What you will do: Write out the records beneath this line exactly as they appear, minus any images.

─── Materials provided

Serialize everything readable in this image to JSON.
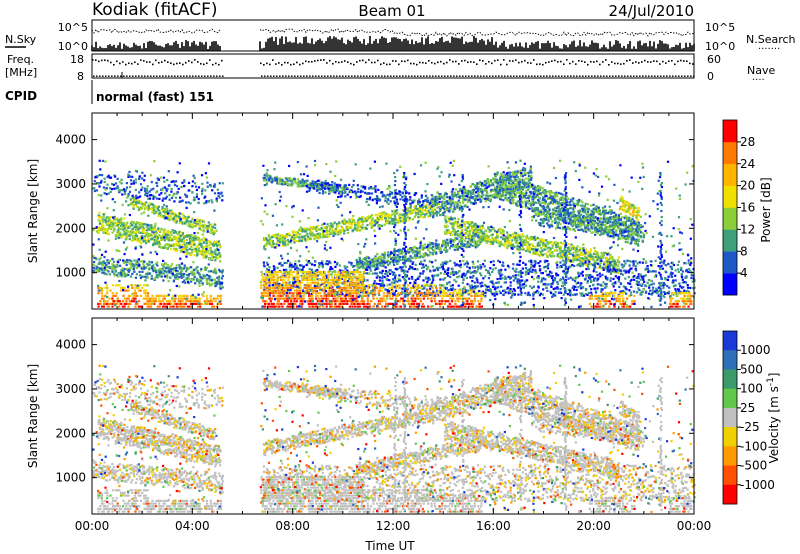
{
  "header": {
    "station": "Kodiak (fitACF)",
    "beam": "Beam 01",
    "date": "24/Jul/2010"
  },
  "top_panels": {
    "noise": {
      "left_label": "N.Sky",
      "left_ticks": [
        "10^5",
        "10^0"
      ],
      "right_ticks": [
        "10^5",
        "10^0"
      ],
      "right_label": "N.Search",
      "right_label_dots": "·······"
    },
    "frequency": {
      "left_label_1": "Freq.",
      "left_label_2": "[MHz]",
      "left_ticks": [
        "18",
        "8"
      ],
      "right_ticks": [
        "60",
        "0"
      ],
      "right_label": "Nave",
      "right_label_dots": "····"
    },
    "cpid": {
      "label": "CPID",
      "mode": "normal (fast) 151"
    }
  },
  "data_gaps_hours": [
    [
      5.17,
      6.67
    ]
  ],
  "chart_data": [
    {
      "type": "heatmap",
      "name": "power",
      "ylabel": "Slant Range [km]",
      "ylim": [
        180,
        4600
      ],
      "yticks": [
        1000,
        2000,
        3000,
        4000
      ],
      "xlim": [
        0,
        24
      ],
      "colorbar": {
        "label": "Power [dB]",
        "ticks": [
          4,
          8,
          12,
          16,
          20,
          24,
          28
        ],
        "tick_labels": [
          "4",
          "8",
          "12",
          "16",
          "20",
          "24",
          "28"
        ],
        "colors": [
          "#0000ff",
          "#1e58c8",
          "#3da07a",
          "#8acf38",
          "#f0e000",
          "#ffb400",
          "#ff7a00",
          "#ff0000"
        ],
        "range": [
          0,
          32
        ]
      }
    },
    {
      "type": "heatmap",
      "name": "velocity",
      "ylabel": "Slant Range [km]",
      "ylim": [
        180,
        4600
      ],
      "yticks": [
        1000,
        2000,
        3000,
        4000
      ],
      "xlim": [
        0,
        24
      ],
      "xlabel": "Time UT",
      "xticks": [
        "00:00",
        "04:00",
        "08:00",
        "12:00",
        "16:00",
        "20:00",
        "00:00"
      ],
      "colorbar": {
        "label": "Velocity [m s^-1]",
        "tick_labels": [
          "1000",
          "500",
          "100",
          "25",
          "-25",
          "-100",
          "-500",
          "-1000"
        ],
        "colors": [
          "#1a3ad8",
          "#2e6fb8",
          "#3a9a6a",
          "#62c84a",
          "#c0c0c0",
          "#f0d000",
          "#ff9a00",
          "#ff5000",
          "#ff0000"
        ]
      }
    }
  ],
  "colors": {
    "axes": "#000000",
    "background": "#ffffff"
  }
}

──────

The reply:
Serialize everything readable in this image to JSON.
{
  "header": {
    "station": "Kodiak (fitACF)",
    "beam": "Beam 01",
    "date": "24/Jul/2010"
  },
  "top_panels": {
    "noise": {
      "left_label": "N.Sky",
      "left_ticks": [
        "10^5",
        "10^0"
      ],
      "right_ticks": [
        "10^5",
        "10^0"
      ],
      "right_label": "N.Search",
      "right_label_dots": "·······"
    },
    "frequency": {
      "left_label_1": "Freq.",
      "left_label_2": "[MHz]",
      "left_ticks": [
        "18",
        "8"
      ],
      "right_ticks": [
        "60",
        "0"
      ],
      "right_label": "Nave",
      "right_label_dots": "····"
    },
    "cpid": {
      "label": "CPID",
      "mode": "normal (fast) 151"
    }
  },
  "data_gaps_hours": [
    [
      5.17,
      6.67
    ]
  ],
  "chart_data": [
    {
      "type": "heatmap",
      "name": "power",
      "ylabel": "Slant Range [km]",
      "ylim": [
        180,
        4600
      ],
      "yticks": [
        1000,
        2000,
        3000,
        4000
      ],
      "xlim": [
        0,
        24
      ],
      "colorbar": {
        "label": "Power [dB]",
        "ticks": [
          4,
          8,
          12,
          16,
          20,
          24,
          28
        ],
        "tick_labels": [
          "4",
          "8",
          "12",
          "16",
          "20",
          "24",
          "28"
        ],
        "colors": [
          "#0000ff",
          "#1e58c8",
          "#3da07a",
          "#8acf38",
          "#f0e000",
          "#ffb400",
          "#ff7a00",
          "#ff0000"
        ],
        "range": [
          0,
          32
        ]
      }
    },
    {
      "type": "heatmap",
      "name": "velocity",
      "ylabel": "Slant Range [km]",
      "ylim": [
        180,
        4600
      ],
      "yticks": [
        1000,
        2000,
        3000,
        4000
      ],
      "xlim": [
        0,
        24
      ],
      "xlabel": "Time UT",
      "xticks": [
        "00:00",
        "04:00",
        "08:00",
        "12:00",
        "16:00",
        "20:00",
        "00:00"
      ],
      "colorbar": {
        "label": "Velocity [m s^-1]",
        "tick_labels": [
          "1000",
          "500",
          "100",
          "25",
          "-25",
          "-100",
          "-500",
          "-1000"
        ],
        "colors": [
          "#1a3ad8",
          "#2e6fb8",
          "#3a9a6a",
          "#62c84a",
          "#c0c0c0",
          "#f0d000",
          "#ff9a00",
          "#ff5000",
          "#ff0000"
        ]
      }
    }
  ],
  "colors": {
    "axes": "#000000",
    "background": "#ffffff"
  }
}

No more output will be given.